**Dokument**.
++++
Iran: Mehr als 90 Hinrichtungen seit Jahresbeginn

Protest gegen Hinrichtungen im Iran
Im Vergleich zum Vorjahreszeitraum habe es einen “deutlichen Anstieg” der Exekutionen gegeben, kritisiert Amnesty. (Quelle: IMAGO / NurPhoto)

Die iranischen Behörden haben in den ersten beiden Monaten des Jahres bereits mindestens 94 Menschen hinrichten lassen. Das haben Recherchen von Amnesty International und dem Abdorrahman-Boroumand-Zentrum für Menschenrechte im Iran ergeben. Einige der Getöteten seien zuvor gefoltert worden.

Die beiden Organisationen zeigen sich alarmiert angesichts eines “deutlichen Anstiegs” der Hinrichtungen im Vergleich zum Vorjahreszeitraum. Amnesty International beklagt auch die zunehmende Anwendung der Todesstrafe gegen ethnische Minderheiten – sie werde als Instrument der Repression eingesetzt. So wurden nach Angaben der Organisationen im Iran seit Jahresbeginn mindestens 14 Kurden, 13 Belutschen sowie ein Ahwazi-Araber getötet.

Dieter Karg, Iran-Experte bei Amnesty International in Deutschland, erklärte: “Die schiere Anzahl der Hinrichtungen ist erschütternd. Die Hinrichtungen folgen auf äußerst unfaire Verfahren, in denen systematisch durch Folter erpresste ‘Geständnisse’ verwendet werden, um Angeklagte zu verurteilen.”

Roya Boroumand, Geschäftsführerin des Abdorrahman-Boroumand-Zentrums, sagte, das Vorgehen der iranischen Behörden ziele darauf ab, “Angst zu schüren, dass Kritik mit brutaler Gewalt begegnet wird”.
++++
**Teile der Übung**.
#1 Beantworte anhand des Artikels über die Hinrichtungen im Iran:
(a) Wie viele Menschen wurden in den ersten beiden Monaten des Jahres mindestens hingerichtet?
(b) Wie viele Kurden wurden laut den beiden Organisationen seit Jahresbeginn mindestens getötet?
(c) Welches Amt hat Roya Boroumand?
#2 Knüpf an den Artikel über die Hinrichtungen im Iran an und schreib ihn nach dem letzten Satz weiter.
Die Einträge haben mit dem Artikel über die Hinrichtungen im Iran nichts zu tun.
++++
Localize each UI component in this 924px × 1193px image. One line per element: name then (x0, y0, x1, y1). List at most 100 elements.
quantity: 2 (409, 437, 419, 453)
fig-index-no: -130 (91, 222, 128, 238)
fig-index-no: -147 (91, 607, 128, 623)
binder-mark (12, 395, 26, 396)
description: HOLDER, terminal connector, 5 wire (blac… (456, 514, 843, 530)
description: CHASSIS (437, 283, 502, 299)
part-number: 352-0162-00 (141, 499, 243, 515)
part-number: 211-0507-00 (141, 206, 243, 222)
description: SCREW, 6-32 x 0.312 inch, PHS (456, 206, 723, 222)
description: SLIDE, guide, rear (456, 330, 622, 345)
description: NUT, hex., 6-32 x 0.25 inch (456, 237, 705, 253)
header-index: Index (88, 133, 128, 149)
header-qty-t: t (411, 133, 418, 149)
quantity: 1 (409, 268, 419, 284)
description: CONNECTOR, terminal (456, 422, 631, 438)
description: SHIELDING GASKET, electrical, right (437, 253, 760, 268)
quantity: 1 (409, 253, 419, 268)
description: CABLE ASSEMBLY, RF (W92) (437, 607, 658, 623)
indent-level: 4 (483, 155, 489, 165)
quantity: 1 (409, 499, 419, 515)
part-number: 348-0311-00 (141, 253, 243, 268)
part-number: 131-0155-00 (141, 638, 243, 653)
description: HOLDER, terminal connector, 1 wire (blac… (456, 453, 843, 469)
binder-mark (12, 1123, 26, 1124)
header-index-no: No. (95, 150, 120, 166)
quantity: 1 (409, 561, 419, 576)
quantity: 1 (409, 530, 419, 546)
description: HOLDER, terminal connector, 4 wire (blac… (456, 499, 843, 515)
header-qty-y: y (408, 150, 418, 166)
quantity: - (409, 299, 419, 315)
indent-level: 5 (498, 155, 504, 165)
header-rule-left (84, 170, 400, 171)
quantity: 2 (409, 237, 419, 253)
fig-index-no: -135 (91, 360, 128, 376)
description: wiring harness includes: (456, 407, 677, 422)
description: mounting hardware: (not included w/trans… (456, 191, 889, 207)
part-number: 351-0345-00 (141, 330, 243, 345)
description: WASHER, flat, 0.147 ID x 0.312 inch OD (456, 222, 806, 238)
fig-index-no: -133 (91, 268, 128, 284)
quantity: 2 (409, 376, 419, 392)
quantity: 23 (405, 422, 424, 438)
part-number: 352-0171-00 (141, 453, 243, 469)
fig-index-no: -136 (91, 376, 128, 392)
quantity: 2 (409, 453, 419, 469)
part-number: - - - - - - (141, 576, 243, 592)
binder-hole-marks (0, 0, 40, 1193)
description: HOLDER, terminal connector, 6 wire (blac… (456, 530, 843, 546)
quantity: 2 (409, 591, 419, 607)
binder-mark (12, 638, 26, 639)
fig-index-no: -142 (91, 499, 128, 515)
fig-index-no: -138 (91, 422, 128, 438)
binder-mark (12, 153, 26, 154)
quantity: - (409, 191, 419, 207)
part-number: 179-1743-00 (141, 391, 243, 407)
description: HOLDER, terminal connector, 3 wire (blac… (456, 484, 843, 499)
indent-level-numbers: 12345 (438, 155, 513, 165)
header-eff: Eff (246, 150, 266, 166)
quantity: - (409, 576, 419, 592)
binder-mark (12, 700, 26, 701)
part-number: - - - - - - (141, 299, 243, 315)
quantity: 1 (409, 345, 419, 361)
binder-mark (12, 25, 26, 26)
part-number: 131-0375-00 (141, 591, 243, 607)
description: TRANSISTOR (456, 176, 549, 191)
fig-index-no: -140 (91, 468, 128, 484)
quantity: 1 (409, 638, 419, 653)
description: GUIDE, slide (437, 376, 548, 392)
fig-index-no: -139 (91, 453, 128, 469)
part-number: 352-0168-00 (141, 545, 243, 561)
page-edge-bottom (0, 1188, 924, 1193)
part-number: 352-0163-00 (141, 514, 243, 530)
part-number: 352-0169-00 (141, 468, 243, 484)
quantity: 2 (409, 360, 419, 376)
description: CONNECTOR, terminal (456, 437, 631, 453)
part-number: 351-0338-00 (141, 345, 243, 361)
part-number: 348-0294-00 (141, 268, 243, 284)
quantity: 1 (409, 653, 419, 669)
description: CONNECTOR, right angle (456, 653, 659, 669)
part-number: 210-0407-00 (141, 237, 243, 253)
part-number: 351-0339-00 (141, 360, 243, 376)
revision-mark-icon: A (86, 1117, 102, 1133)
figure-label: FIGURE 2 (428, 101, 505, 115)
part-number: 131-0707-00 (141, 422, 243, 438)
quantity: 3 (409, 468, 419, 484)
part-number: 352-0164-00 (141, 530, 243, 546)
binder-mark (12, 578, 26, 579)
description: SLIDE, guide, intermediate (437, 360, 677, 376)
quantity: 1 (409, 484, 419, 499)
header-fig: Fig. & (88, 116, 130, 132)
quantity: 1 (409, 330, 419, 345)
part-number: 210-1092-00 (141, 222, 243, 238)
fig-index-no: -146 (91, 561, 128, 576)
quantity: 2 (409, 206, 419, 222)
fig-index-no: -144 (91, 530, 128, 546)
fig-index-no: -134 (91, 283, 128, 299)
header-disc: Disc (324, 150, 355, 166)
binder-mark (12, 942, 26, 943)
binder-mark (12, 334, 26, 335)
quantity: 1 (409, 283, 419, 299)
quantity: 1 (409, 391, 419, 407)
++++
**Ergebnisse**.
#1
(a) Mindestens 94 Menschen.
(b) Mindestens 14 Kurden.
(c) Sie ist Geschäftsführerin des Abdorrahman-Boroumand-Zentrums.

#2
Erzwungene Geständnisse

Amnesty berichtet, dass Ende Februar Hassan Abyat und Arash Sarkawt Ahmadi im Iran hingerichtet wurden. Hassan Abyat wurde demnach von einem Revolutionsgericht wegen “Feindschaft gegen Gott” zum Tode verurteilt. Zusätzlich habe ein Strafgericht ihn wegen Mordes an einem Mitglied der paramilitärischen Basidsch-Miliz im Jahr 2011 ebenfalls zum Tode verurteilt – er hatte jegliche Schuld bestritten.

Auch Arash Sarkawt Ahmadi wurde laut Amnesty wegen “Feindschaft gegen Gott” verurteilt. Ihm wurde die Mitgliedschaft in einer verbotenen iranisch-kurdischen Oppositionsgruppe und der Tod eines Mitglieds der Sicherheitskräfte vorgeworfen.

Beide Männer seien in Haft gefoltert worden, um Geständnisse zu erzwingen, die anschließend über staatliche Medien verbreitet wurden. Amnesty kritisiert dies als einen Verstoß gegen die Unschuldsvermutung. Außerdem wertet die Organisation das Vorgehen als einen Versuch der Behörden, die beiden Männer zu diffamieren und ihre Hinrichtung zu rechtfertigen. Der Zugang zu einem Rechtsbeistand soll den beiden Getöteten verweigert worden sein. Darüber hinaus hätten ihre Familien sie nicht ein letztes Mal besuchen können.

Insgesamt wurden 28 Angehörige von Minderheiten hingerichtet. Sieben seien wegen Mordes verurteilt worden. 19 Todesurteile wurden wegen Drogendelikten vollstreckt und zwei in Folge von vage formulierten Anklagen wie “Feindschaft gegen Gott” oder “Korruption auf Erden”. Amnesty weist darauf hin, dass die Todesstrafe nach internationalem Recht bei Straftaten verboten ist, die nicht die Schwelle “schwerster Verbrechen” erreichen.

Hinrichtungsmoratorium gefordert

Amnesty International lehnt die Todesstrafe ohne Ausnahme ab: Sie verletze das Recht auf Leben und sei die “ultimative grausame, unmenschliche und erniedrigende Strafe”. Diana Eltahawy, bei Amnesty für den Nahen Osten und Nordafrika zuständig, forderte: “Die internationale Gemeinschaft muss jetzt handeln und Druck auf die iranischen Behörden ausüben, damit ein offizielles Moratorium für Exekutionen verhängt wird. Die Todesurteile müssen aufgehoben und alle Anklagen im Zusammenhang mit der friedlichen Teilnahme an Protesten fallengelassen werden.”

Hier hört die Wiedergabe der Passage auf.